The task – Go through the records line by line and work out how many lines hold the word "icon". Answer with the number only.

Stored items

[Start]

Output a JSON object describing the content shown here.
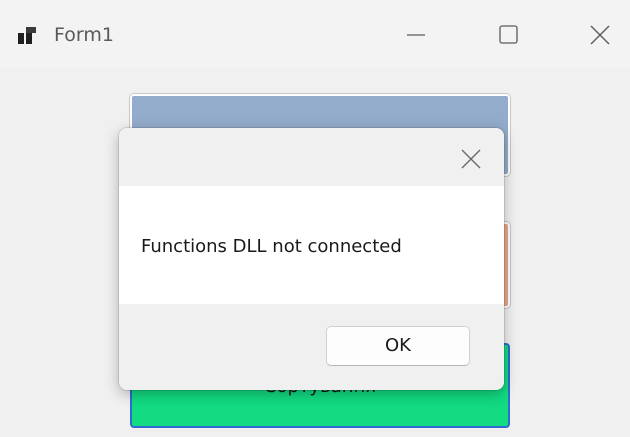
{
  "window": {
    "title": "Form1",
    "icon": "app-form-icon"
  },
  "caption_buttons": {
    "minimize_icon": "minimize-icon",
    "maximize_icon": "maximize-icon",
    "close_icon": "close-icon"
  },
  "form": {
    "buttons": [
      {
        "label": "",
        "color": "#93accb"
      },
      {
        "label": "",
        "color": "#e6a98e"
      },
      {
        "label": "Сортування",
        "color": "#12db82",
        "focus_border": "#2f6bd0"
      }
    ]
  },
  "dialog": {
    "message": "Functions DLL not connected",
    "ok_label": "OK",
    "close_icon": "close-icon"
  }
}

[End]

Response to this exercise – 5